■ RECORDS SHOWN
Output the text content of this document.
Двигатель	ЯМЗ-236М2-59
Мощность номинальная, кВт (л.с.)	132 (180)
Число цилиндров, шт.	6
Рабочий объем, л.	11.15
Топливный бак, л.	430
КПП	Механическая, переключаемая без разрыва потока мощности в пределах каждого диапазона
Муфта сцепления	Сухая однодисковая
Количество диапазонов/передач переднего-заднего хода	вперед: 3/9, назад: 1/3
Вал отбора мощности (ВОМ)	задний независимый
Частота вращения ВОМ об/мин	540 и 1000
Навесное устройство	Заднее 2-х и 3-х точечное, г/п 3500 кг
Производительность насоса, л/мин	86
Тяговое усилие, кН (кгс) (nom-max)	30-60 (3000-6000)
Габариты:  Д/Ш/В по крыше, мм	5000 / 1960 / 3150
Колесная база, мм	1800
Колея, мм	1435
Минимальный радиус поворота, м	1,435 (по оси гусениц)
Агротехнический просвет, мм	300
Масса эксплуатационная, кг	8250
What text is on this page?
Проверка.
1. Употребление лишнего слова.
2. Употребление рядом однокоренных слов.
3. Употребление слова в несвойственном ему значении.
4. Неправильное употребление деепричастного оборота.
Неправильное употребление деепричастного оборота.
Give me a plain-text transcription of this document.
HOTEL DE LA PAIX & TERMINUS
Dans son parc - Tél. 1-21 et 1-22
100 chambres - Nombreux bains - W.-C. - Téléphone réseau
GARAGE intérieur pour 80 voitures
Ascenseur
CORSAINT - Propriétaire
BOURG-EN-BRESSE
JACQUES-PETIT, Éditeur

■ SET EXERCISE
Write the entire listing out again, word for word.

■ RESULT FOR THIS TASK
Output the text content of this document.
Двигатель	ЯМЗ-236М2-59
Мощность номинальная, кВт (л.с.)	132 (180)
Число цилиндров, шт.	6
Рабочий объем, л.	11.15
Топливный бак, л.	430
КПП	Механическая, переключаемая без разрыва потока мощности в пределах каждого диапазона
Муфта сцепления	Сухая однодисковая
Количество диапазонов/передач переднего-заднего хода	вперед: 3/9, назад: 1/3
Вал отбора мощности (ВОМ)	задний независимый
Частота вращения ВОМ об/мин	540 и 1000
Навесное устройство	Заднее 2-х и 3-х точечное, г/п 3500 кг
Производительность насоса, л/мин	86
Тяговое усилие, кН (кгс) (nom-max)	30-60 (3000-6000)
Габариты:  Д/Ш/В по крыше, мм	5000 / 1960 / 3150
Колесная база, мм	1800
Колея, мм	1435
Минимальный радиус поворота, м	1,435 (по оси гусениц)
Агротехнический просвет, мм	300
Масса эксплуатационная, кг	8250
What text is on this page?
Проверка.
1. Употребление лишнего слова.
2. Употребление рядом однокоренных слов.
3. Употребление слова в несвойственном ему значении.
4. Неправильное употребление деепричастного оборота.
Неправильное употребление деепричастного оборота.
Give me a plain-text transcription of this document.
HOTEL DE LA PAIX & TERMINUS
Dans son parc - Tél. 1-21 et 1-22
100 chambres - Nombreux bains - W.-C. - Téléphone réseau
GARAGE intérieur pour 80 voitures
Ascenseur
CORSAINT - Propriétaire
BOURG-EN-BRESSE
JACQUES-PETIT, Éditeur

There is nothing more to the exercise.